Written problem: Only a number is wanted: how many lines in these records contain the word "значении"?

** Begin **

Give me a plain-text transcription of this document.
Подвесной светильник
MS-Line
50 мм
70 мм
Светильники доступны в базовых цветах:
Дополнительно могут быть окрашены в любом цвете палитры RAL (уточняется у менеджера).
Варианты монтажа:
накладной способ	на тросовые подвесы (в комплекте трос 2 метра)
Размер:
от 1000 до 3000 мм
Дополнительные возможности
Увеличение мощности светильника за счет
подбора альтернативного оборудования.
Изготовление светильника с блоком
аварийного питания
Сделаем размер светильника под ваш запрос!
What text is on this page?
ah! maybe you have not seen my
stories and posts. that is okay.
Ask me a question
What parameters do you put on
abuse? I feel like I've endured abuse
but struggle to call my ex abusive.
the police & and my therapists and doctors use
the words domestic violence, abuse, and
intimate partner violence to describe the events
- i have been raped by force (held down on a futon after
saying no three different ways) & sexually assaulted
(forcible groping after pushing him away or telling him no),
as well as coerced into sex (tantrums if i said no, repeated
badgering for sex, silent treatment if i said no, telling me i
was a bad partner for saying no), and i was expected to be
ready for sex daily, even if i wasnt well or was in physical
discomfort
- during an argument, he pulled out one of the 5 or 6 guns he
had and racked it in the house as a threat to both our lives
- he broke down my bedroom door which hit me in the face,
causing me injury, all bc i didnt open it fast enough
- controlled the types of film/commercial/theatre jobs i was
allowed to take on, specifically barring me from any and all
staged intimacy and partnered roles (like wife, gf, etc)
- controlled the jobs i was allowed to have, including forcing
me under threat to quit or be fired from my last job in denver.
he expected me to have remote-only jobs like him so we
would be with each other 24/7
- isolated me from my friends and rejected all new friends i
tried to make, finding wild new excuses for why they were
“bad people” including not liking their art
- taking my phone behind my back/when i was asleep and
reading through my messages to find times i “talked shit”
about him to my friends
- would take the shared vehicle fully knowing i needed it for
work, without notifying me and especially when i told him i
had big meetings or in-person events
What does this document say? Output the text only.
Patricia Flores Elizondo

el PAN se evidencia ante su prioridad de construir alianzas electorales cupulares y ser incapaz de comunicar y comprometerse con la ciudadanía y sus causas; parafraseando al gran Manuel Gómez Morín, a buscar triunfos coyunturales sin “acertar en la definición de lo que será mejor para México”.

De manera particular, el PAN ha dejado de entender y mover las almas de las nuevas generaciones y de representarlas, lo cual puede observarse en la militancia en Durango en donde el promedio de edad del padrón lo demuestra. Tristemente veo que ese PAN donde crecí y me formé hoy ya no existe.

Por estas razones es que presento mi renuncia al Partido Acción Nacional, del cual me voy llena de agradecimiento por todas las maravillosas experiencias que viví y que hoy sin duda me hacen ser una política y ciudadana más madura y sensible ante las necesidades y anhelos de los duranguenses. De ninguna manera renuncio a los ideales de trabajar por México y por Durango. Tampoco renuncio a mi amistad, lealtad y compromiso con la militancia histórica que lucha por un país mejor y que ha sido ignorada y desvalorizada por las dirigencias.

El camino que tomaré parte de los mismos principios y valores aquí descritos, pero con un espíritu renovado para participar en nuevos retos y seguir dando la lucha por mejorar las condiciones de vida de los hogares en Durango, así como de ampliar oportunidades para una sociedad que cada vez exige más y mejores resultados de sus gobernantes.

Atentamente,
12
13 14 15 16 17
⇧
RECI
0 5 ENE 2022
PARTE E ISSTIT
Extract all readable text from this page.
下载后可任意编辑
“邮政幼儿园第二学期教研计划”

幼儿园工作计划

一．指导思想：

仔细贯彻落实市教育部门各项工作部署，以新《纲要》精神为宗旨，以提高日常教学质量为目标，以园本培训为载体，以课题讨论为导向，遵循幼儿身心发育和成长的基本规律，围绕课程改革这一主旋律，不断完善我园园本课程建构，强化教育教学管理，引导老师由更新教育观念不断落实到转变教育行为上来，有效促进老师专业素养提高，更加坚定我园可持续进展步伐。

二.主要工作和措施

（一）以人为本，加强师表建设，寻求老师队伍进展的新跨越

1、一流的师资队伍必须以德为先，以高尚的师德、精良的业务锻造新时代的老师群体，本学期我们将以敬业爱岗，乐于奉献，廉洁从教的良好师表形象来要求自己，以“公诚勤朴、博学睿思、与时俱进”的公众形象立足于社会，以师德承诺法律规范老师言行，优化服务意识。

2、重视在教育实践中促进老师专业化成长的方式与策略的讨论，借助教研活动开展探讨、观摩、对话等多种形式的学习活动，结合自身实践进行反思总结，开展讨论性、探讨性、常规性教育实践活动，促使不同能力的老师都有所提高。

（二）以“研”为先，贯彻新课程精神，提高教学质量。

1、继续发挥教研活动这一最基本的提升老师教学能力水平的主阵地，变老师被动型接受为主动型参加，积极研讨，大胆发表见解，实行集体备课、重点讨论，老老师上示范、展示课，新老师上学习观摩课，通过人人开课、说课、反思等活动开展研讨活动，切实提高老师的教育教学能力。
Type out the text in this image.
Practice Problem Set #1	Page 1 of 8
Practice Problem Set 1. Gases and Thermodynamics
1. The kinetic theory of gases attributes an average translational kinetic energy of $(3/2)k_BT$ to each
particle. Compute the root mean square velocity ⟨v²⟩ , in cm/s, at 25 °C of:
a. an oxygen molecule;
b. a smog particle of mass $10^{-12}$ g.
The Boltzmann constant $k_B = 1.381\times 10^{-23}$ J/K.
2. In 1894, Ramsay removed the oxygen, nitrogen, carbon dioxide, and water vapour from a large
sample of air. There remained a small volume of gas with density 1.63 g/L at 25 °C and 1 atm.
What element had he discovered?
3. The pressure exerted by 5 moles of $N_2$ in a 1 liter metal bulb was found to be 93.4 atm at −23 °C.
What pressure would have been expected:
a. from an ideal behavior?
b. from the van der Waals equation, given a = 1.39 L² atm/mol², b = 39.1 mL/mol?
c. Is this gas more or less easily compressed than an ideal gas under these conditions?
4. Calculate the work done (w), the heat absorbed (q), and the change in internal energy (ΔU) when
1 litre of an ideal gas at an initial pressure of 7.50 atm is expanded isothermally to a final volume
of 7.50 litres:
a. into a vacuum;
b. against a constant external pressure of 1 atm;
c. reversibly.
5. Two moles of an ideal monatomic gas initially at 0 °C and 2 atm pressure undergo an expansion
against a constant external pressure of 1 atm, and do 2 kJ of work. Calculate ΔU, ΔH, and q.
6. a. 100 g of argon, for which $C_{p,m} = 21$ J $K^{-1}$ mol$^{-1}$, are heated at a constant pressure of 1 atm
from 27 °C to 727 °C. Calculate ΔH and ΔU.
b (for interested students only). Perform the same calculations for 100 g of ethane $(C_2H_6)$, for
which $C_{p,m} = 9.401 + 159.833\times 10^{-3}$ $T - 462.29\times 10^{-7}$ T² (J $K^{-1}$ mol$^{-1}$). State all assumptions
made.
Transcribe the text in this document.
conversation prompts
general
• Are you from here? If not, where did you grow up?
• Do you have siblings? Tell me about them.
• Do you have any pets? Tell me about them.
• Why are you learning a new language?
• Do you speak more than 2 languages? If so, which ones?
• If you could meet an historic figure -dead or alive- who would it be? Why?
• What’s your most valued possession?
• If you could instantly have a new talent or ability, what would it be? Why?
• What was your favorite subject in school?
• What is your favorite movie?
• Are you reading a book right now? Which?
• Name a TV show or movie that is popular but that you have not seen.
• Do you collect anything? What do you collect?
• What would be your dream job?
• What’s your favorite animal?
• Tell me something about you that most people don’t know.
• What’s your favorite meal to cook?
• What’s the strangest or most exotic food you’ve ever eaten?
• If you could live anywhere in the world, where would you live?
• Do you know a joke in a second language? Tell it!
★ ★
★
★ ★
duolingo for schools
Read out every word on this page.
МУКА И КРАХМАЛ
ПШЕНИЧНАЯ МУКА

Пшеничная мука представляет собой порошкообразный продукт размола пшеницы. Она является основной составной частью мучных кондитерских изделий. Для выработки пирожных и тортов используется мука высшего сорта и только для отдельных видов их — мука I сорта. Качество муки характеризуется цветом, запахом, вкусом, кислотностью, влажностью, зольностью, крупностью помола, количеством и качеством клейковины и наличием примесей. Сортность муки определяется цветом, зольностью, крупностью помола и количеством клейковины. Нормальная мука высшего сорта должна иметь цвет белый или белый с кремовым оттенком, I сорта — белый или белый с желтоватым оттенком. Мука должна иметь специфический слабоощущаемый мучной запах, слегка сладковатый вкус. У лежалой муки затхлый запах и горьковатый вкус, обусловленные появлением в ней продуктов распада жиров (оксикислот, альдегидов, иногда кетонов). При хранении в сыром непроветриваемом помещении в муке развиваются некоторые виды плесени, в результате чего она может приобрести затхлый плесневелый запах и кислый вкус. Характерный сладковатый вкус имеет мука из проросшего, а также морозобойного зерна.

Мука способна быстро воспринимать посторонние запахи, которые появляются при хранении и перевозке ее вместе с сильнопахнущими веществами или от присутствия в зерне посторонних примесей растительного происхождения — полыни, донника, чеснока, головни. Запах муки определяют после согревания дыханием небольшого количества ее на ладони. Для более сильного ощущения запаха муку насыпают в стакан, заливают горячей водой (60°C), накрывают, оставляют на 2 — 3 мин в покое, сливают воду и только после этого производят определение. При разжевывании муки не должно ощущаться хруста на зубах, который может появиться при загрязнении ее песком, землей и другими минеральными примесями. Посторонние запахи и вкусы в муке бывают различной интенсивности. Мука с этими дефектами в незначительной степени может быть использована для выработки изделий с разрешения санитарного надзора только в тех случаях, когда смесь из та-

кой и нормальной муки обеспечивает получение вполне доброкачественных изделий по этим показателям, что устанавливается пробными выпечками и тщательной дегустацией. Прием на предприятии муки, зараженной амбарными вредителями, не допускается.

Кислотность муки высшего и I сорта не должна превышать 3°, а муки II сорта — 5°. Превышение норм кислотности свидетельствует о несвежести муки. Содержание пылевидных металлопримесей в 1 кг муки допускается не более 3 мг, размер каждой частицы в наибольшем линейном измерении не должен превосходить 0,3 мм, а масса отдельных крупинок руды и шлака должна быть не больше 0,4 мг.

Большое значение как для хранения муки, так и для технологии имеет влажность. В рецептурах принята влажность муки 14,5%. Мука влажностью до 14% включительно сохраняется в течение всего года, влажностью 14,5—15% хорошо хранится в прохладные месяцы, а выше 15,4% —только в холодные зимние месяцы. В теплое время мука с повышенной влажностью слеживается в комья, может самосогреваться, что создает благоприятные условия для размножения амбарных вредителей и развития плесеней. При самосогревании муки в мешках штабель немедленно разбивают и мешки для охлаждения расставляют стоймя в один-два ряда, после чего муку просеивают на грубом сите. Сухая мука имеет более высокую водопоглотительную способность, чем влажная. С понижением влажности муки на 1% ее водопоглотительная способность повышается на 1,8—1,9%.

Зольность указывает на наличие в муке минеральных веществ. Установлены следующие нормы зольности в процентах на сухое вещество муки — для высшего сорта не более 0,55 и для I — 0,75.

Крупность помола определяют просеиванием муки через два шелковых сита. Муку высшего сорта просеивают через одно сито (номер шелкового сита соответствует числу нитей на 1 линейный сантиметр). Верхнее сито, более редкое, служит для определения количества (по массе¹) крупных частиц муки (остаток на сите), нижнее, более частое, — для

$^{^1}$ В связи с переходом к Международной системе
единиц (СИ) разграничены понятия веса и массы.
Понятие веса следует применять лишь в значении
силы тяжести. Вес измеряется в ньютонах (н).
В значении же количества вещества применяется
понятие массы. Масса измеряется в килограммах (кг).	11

** End **

Complete response: 2